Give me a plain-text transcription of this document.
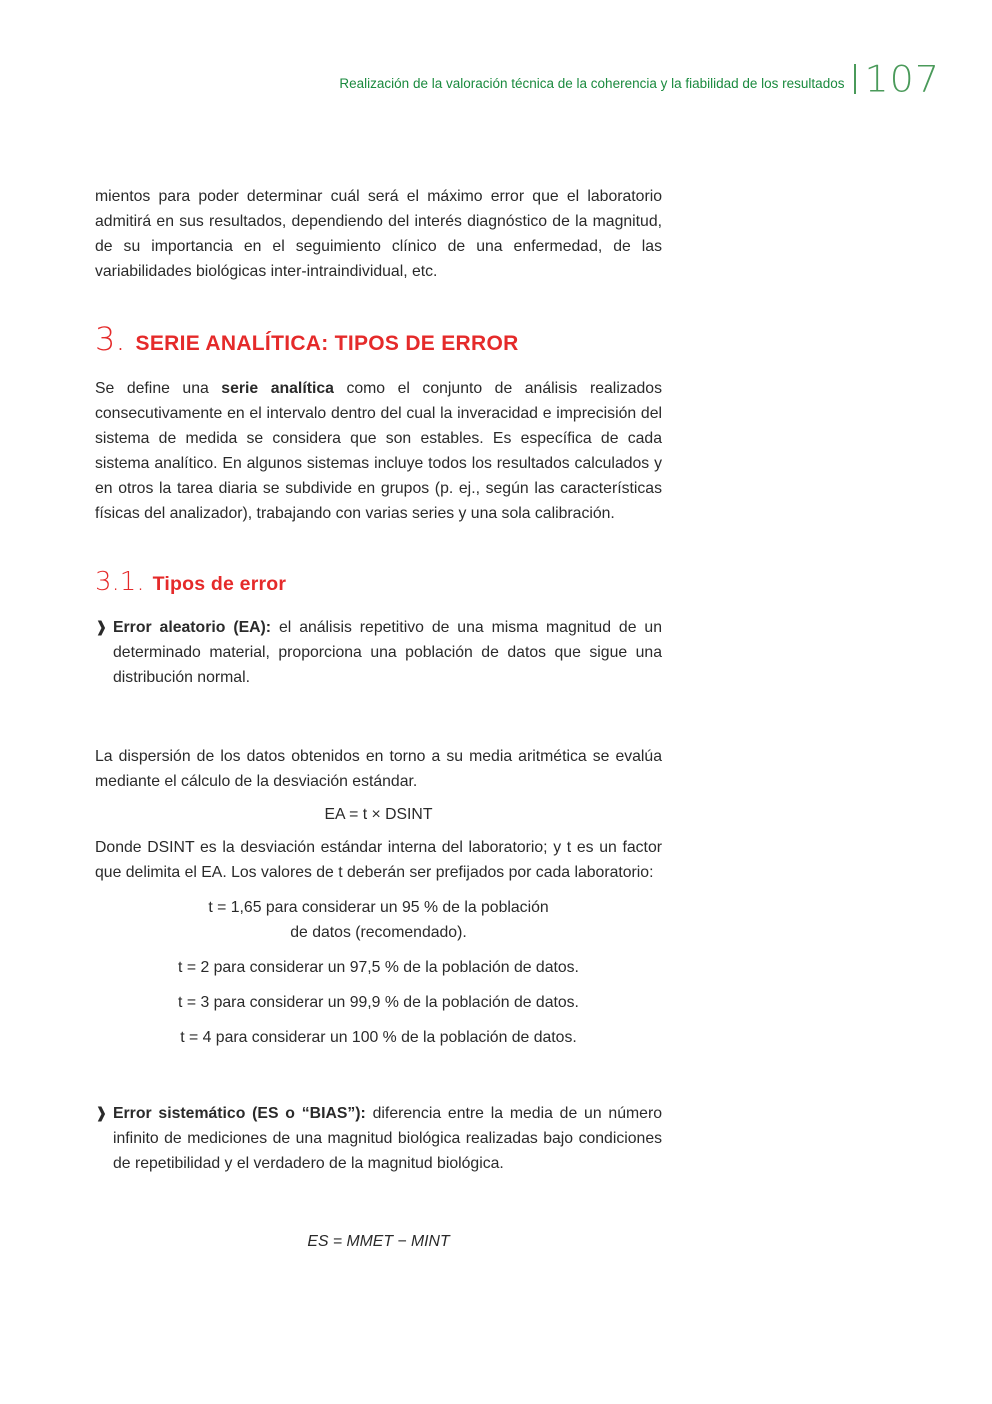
Realización de la valoración técnica de la coherencia y la fiabilidad de los resultados 107

mientos para poder determinar cuál será el máximo error que el laboratorio admitirá en sus resultados, dependiendo del interés diagnóstico de la magnitud, de su importancia en el seguimiento clínico de una enfermedad, de las variabilidades biológicas inter-intraindividual, etc.

3. SERIE ANALÍTICA: TIPOS DE ERROR

Se define una serie analítica como el conjunto de análisis realizados consecutivamente en el intervalo dentro del cual la inveracidad e imprecisión del sistema de medida se considera que son estables. Es específica de cada sistema analítico. En algunos sistemas incluye todos los resultados calculados y en otros la tarea diaria se subdivide en grupos (p. ej., según las características físicas del analizador), trabajando con varias series y una sola calibración.

3.1. Tipos de error
❱ Error aleatorio (EA): el análisis repetitivo de una misma magnitud de un determinado material, proporciona una población de datos que sigue una distribución normal.

La dispersión de los datos obtenidos en torno a su media aritmética se evalúa mediante el cálculo de la desviación estándar.

EA = t × DSINT

Donde DSINT es la desviación estándar interna del laboratorio; y t es un factor que delimita el EA. Los valores de t deberán ser prefijados por cada laboratorio:

t = 1,65 para considerar un 95 % de la población
de datos (recomendado).
t = 2 para considerar un 97,5 % de la población de datos.
t = 3 para considerar un 99,9 % de la población de datos.
t = 4 para considerar un 100 % de la población de datos.
❱ Error sistemático (ES o “BIAS”): diferencia entre la media de un número infinito de mediciones de una magnitud biológica realizadas bajo condiciones de repetibilidad y el verdadero de la magnitud biológica.

ES = MMET − MINT
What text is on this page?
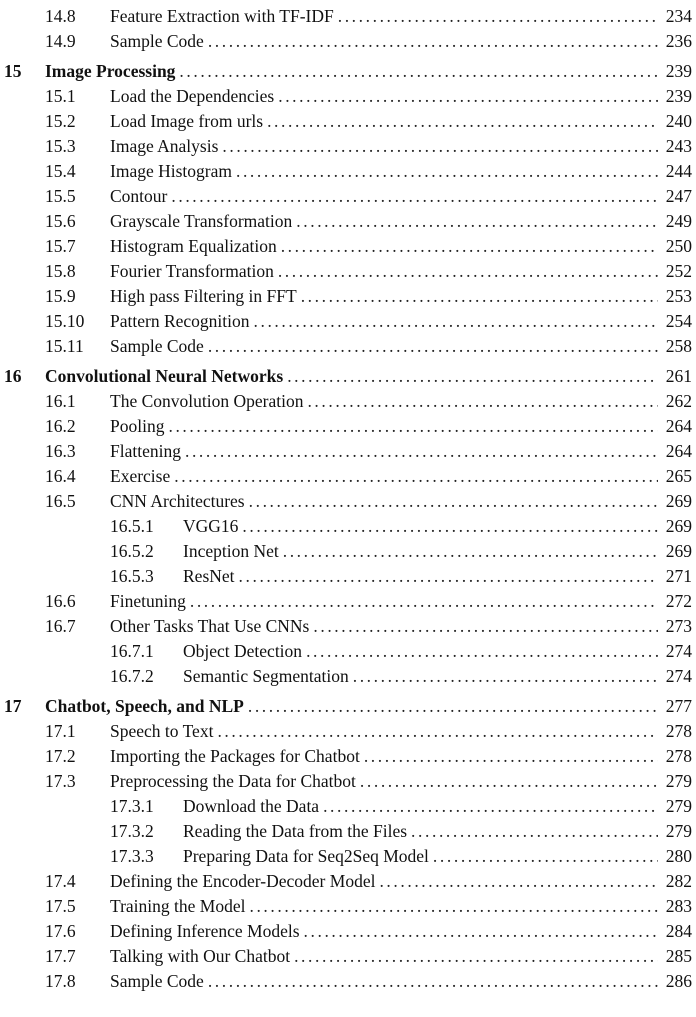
14.8 Feature Extraction with TF-IDF .....	234
14.9 Sample Code .....	236
15 Image Processing .....	239
15.1 Load the Dependencies .....	239
15.2 Load Image from urls .....	240
15.3 Image Analysis .....	243
15.4 Image Histogram .....	244
15.5 Contour .....	247
15.6 Grayscale Transformation .....	249
15.7 Histogram Equalization .....	250
15.8 Fourier Transformation .....	252
15.9 High pass Filtering in FFT .....	253
15.10 Pattern Recognition .....	254
15.11 Sample Code .....	258
16 Convolutional Neural Networks .....	261
16.1 The Convolution Operation .....	262
16.2 Pooling .....	264
16.3 Flattening .....	264
16.4 Exercise .....	265
16.5 CNN Architectures .....	269
16.5.1 VGG16 .....	269
16.5.2 Inception Net .....	269
16.5.3 ResNet .....	271
16.6 Finetuning .....	272
16.7 Other Tasks That Use CNNs .....	273
16.7.1 Object Detection .....	274
16.7.2 Semantic Segmentation .....	274
17 Chatbot, Speech, and NLP .....	277
17.1 Speech to Text .....	278
17.2 Importing the Packages for Chatbot .....	278
17.3 Preprocessing the Data for Chatbot .....	279
17.3.1 Download the Data .....	279
17.3.2 Reading the Data from the Files .....	279
17.3.3 Preparing Data for Seq2Seq Model .....	280
17.4 Defining the Encoder-Decoder Model .....	282
17.5 Training the Model .....	283
17.6 Defining Inference Models .....	284
17.7 Talking with Our Chatbot .....	285
17.8 Sample Code .....	286
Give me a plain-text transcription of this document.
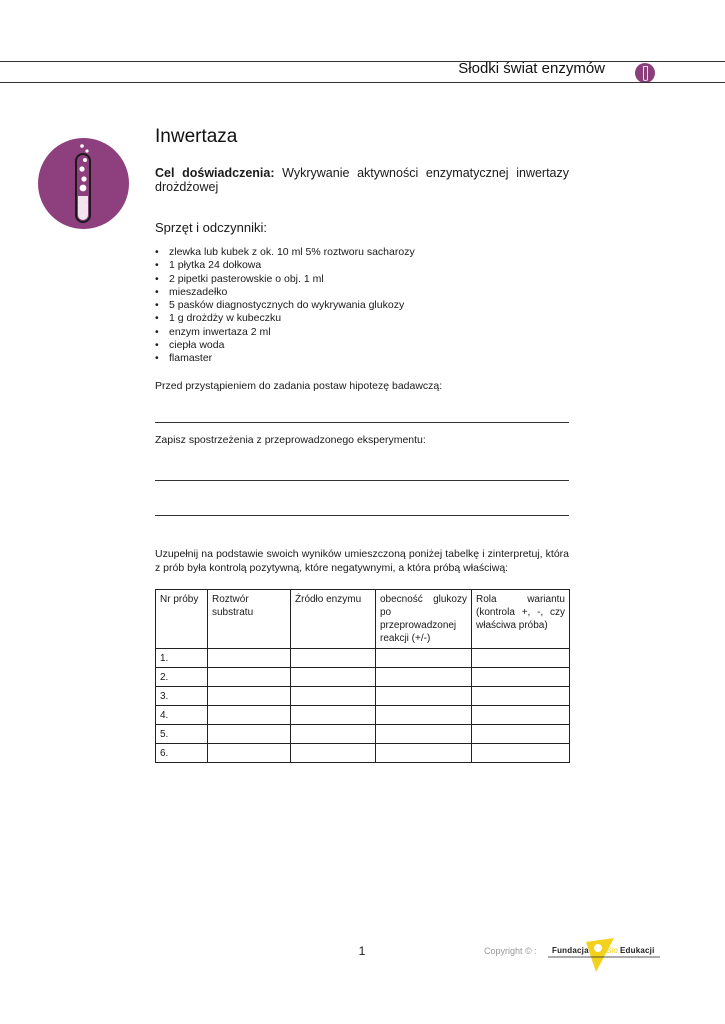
Słodki świat enzymów
Inwertaza
Cel doświadczenia: Wykrywanie aktywności enzymatycznej inwertazy drożdżowej
Sprzęt i odczynniki:
• zlewka lub kubek z ok. 10 ml 5% roztworu sacharozy
• 1 płytka 24 dołkowa
• 2 pipetki pasterowskie o obj. 1 ml
• mieszadełko
• 5 pasków diagnostycznych do wykrywania glukozy
• 1 g drożdży w kubeczku
• enzym inwertaza 2 ml
• ciepła woda
• flamaster
Przed przystąpieniem do zadania postaw hipotezę badawczą:
Zapisz spostrzeżenia z przeprowadzonego eksperymentu:
Uzupełnij na podstawie swoich wyników umieszczoną poniżej tabelkę i zinterpretuj, która z prób była kontrolą pozytywną, które negatywnymi, a która próbą właściwą:
Nr próby	Roztwór substratu	Źródło enzymu	obecność glukozy po przeprowadzonej reakcji (+/-)	Rola wariantu (kontrola +, -, czy właściwa próba)
1.				
2.				
3.				
4.				
5.				
6.				
1	Copyright © : Fundacja Bio Edukacji
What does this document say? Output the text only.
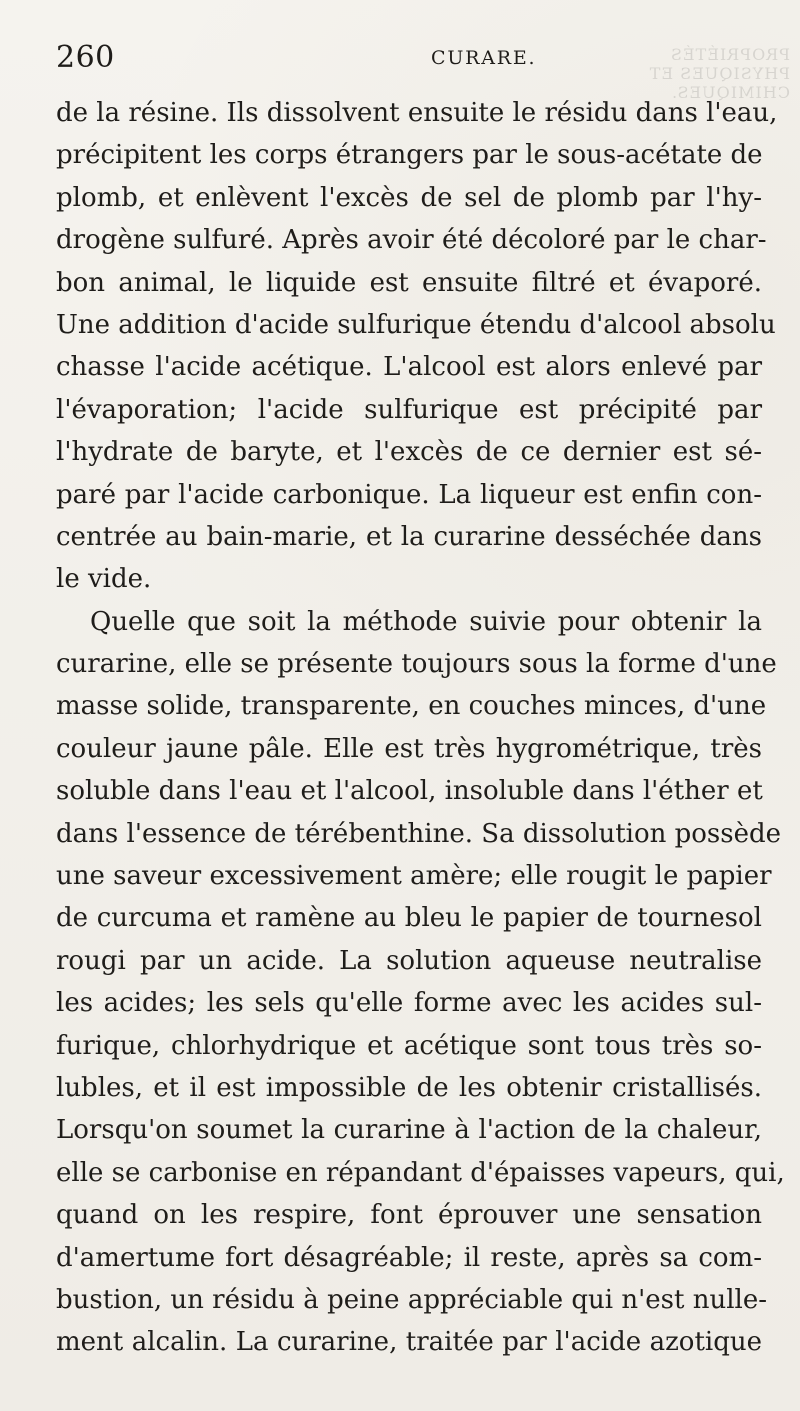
260	CURARE.	PROPRIÉTÉS PHYSIQUES ET CHIMIQUES.
de la résine. Ils dissolvent ensuite le résidu dans l'eau,
précipitent les corps étrangers par le sous-acétate de
plomb, et enlèvent l'excès de sel de plomb par l'hy-
drogène sulfuré. Après avoir été décoloré par le char-
bon animal, le liquide est ensuite filtré et évaporé.
Une addition d'acide sulfurique étendu d'alcool absolu
chasse l'acide acétique. L'alcool est alors enlevé par
l'évaporation; l'acide sulfurique est précipité par
l'hydrate de baryte, et l'excès de ce dernier est sé-
paré par l'acide carbonique. La liqueur est enfin con-
centrée au bain-marie, et la curarine desséchée dans
le vide.
Quelle que soit la méthode suivie pour obtenir la
curarine, elle se présente toujours sous la forme d'une
masse solide, transparente, en couches minces, d'une
couleur jaune pâle. Elle est très hygrométrique, très
soluble dans l'eau et l'alcool, insoluble dans l'éther et
dans l'essence de térébenthine. Sa dissolution possède
une saveur excessivement amère; elle rougit le papier
de curcuma et ramène au bleu le papier de tournesol
rougi par un acide. La solution aqueuse neutralise
les acides; les sels qu'elle forme avec les acides sul-
furique, chlorhydrique et acétique sont tous très so-
lubles, et il est impossible de les obtenir cristallisés.
Lorsqu'on soumet la curarine à l'action de la chaleur,
elle se carbonise en répandant d'épaisses vapeurs, qui,
quand on les respire, font éprouver une sensation
d'amertume fort désagréable; il reste, après sa com-
bustion, un résidu à peine appréciable qui n'est nulle-
ment alcalin. La curarine, traitée par l'acide azotique
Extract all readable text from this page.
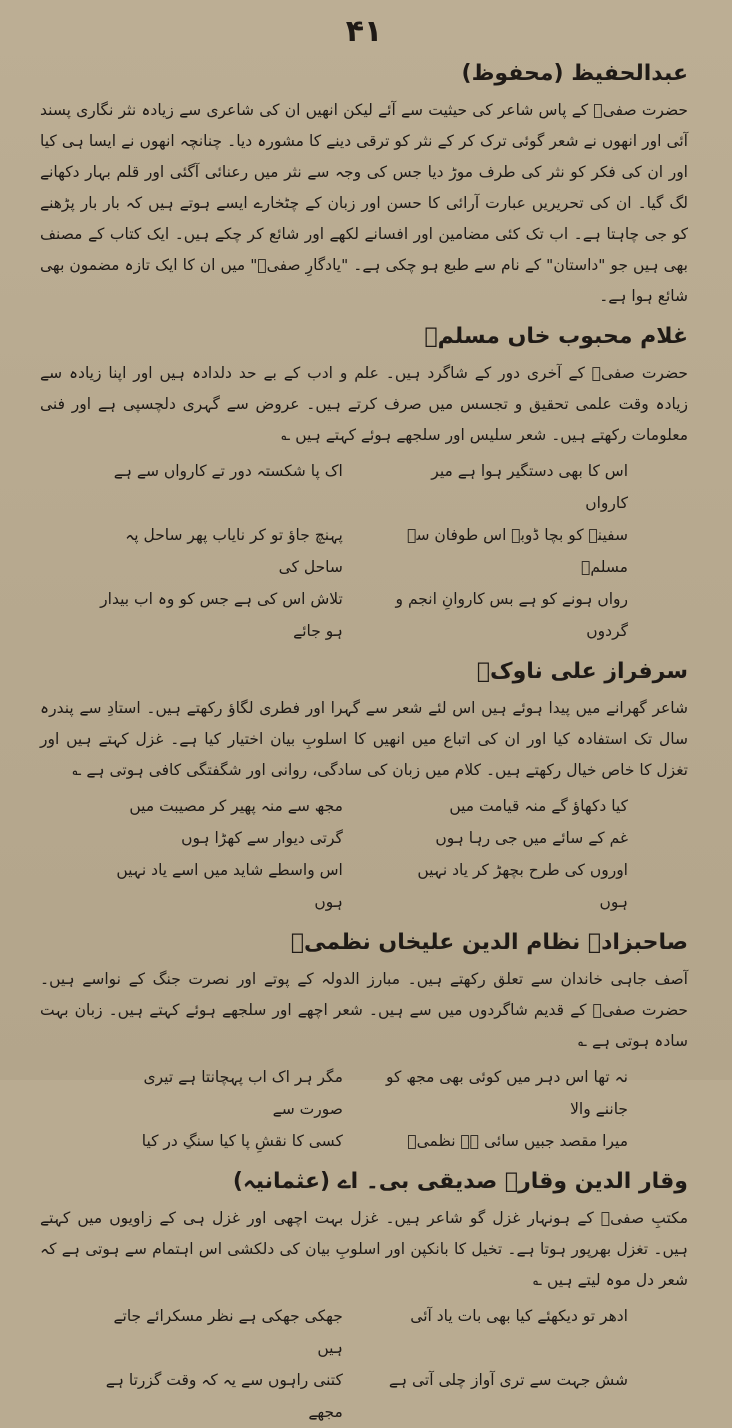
۴۱
عبدالحفیظ (محفوظ)

حضرت صفیؔ کے پاس شاعر کی حیثیت سے آئے لیکن انھیں ان کی شاعری سے زیادہ نثر نگاری پسند آئی اور انھوں نے شعر گوئی ترک کر کے نثر کو ترقی دینے کا مشورہ دیا۔ چنانچہ انھوں نے ایسا ہی کیا اور ان کی فکر کو نثر کی طرف موڑ دیا جس کی وجہ سے نثر میں رعنائی آگئی اور قلم بہار دکھانے لگ گیا۔ ان کی تحریریں عبارت آرائی کا حسن اور زبان کے چٹخارے ایسے ہوتے ہیں کہ بار بار پڑھنے کو جی چاہتا ہے۔ اب تک کئی مضامین اور افسانے لکھے اور شائع کر چکے ہیں۔ ایک کتاب کے مصنف بھی ہیں جو "داستان" کے نام سے طبع ہو چکی ہے۔ "یادگارِ صفیؔ" میں ان کا ایک تازہ مضمون بھی شائع ہوا ہے۔

غلام محبوب خاں مسلمؔ

حضرت صفیؔ کے آخری دور کے شاگرد ہیں۔ علم و ادب کے بے حد دلدادہ ہیں اور اپنا زیادہ سے زیادہ وقت علمی تحقیق و تجسس میں صرف کرتے ہیں۔ عروض سے گہری دلچسپی ہے اور فنی معلومات رکھتے ہیں۔ شعر سلیس اور سلجھے ہوئے کہتے ہیں ؎

اس کا بھی دستگیر ہوا ہے میر کارواں
اک پا شکستہ دور تے کارواں سے ہے
سفینے کو بچا ڈوبے اس طوفان سے مسلمؔ
پہنچ جاؤ تو کر نایاب پھر ساحل پہ ساحل کی
رواں ہونے کو ہے بس کاروانِ انجم و گردوں
تلاش اس کی ہے جس کو وہ اب بیدار ہو جائے
سرفراز علی ناوکؔ

شاعر گھرانے میں پیدا ہوئے ہیں اس لئے شعر سے گہرا اور فطری لگاؤ رکھتے ہیں۔ استادِ سے پندرہ سال تک استفادہ کیا اور ان کی اتباع میں انھیں کا اسلوبِ بیان اختیار کیا ہے۔ غزل کہتے ہیں اور تغزل کا خاص خیال رکھتے ہیں۔ کلام میں زبان کی سادگی، روانی اور شگفتگی کافی ہوتی ہے ؎

کیا دکھاؤ گے منہ قیامت میں
مجھ سے منہ پھیر کر مصیبت میں
غم کے سائے میں جی رہا ہوں
گرتی دیوار سے کھڑا ہوں
اوروں کی طرح بچھڑ کر یاد نہیں ہوں
اس واسطے شاید میں اسے یاد نہیں ہوں
صاحبزادہ نظام الدین علیخاں نظمیؔ

آصف جاہی خاندان سے تعلق رکھتے ہیں۔ مبارز الدولہ کے پوتے اور نصرت جنگ کے نواسے ہیں۔ حضرت صفیؔ کے قدیم شاگردوں میں سے ہیں۔ شعر اچھے اور سلجھے ہوئے کہتے ہیں۔ زبان بہت سادہ ہوتی ہے ؎

نہ تھا اس دہر میں کوئی بھی مجھ کو جاننے والا
مگر ہر اک اب پہچانتا ہے تیری صورت سے
میرا مقصد جبیں سائی ہے نظمیؔ
کسی کا نقشِ پا کیا سنگِ در کیا
وقار الدین وقارؔ صدیقی بی۔ اے (عثمانیہ)

مکتبِ صفیؔ کے ہونہار غزل گو شاعر ہیں۔ غزل بہت اچھی اور غزل ہی کے زاویوں میں کہتے ہیں۔ تغزل بھرپور ہوتا ہے۔ تخیل کا بانکپن اور اسلوبِ بیان کی دلکشی اس اہتمام سے ہوتی ہے کہ شعر دل موہ لیتے ہیں ؎

ادھر تو دیکھئے کیا بھی بات یاد آئی
جھکی جھکی ہے نظر مسکرائے جاتے ہیں
شش جہت سے تری آواز چلی آتی ہے
کتنی راہوں سے یہ کہ وقت گزرتا ہے مجھے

::::::::::

◆ **STATED PROBLEM**
Copy each line of the data that contains the word "ہوئے".

◆ **EXERCISE RESULT**
حضرت صفیؔ کے آخری دور کے شاگرد ہیں۔ علم و ادب کے بے حد دلدادہ ہیں اور اپنا زیادہ سے زیادہ وقت علمی تحقیق و تجسس میں صرف کرتے ہیں۔ عروض سے گہری دلچسپی ہے اور فنی معلومات رکھتے ہیں۔ شعر سلیس اور سلجھے ہوئے کہتے ہیں ؎
شاعر گھرانے میں پیدا ہوئے ہیں اس لئے شعر سے گہرا اور فطری لگاؤ رکھتے ہیں۔ استادِ سے پندرہ سال تک استفادہ کیا اور ان کی اتباع میں انھیں کا اسلوبِ بیان اختیار کیا ہے۔ غزل کہتے ہیں اور تغزل کا خاص خیال رکھتے ہیں۔ کلام میں زبان کی سادگی، روانی اور شگفتگی کافی ہوتی ہے ؎
آصف جاہی خاندان سے تعلق رکھتے ہیں۔ مبارز الدولہ کے پوتے اور نصرت جنگ کے نواسے ہیں۔ حضرت صفیؔ کے قدیم شاگردوں میں سے ہیں۔ شعر اچھے اور سلجھے ہوئے کہتے ہیں۔ زبان بہت سادہ ہوتی ہے ؎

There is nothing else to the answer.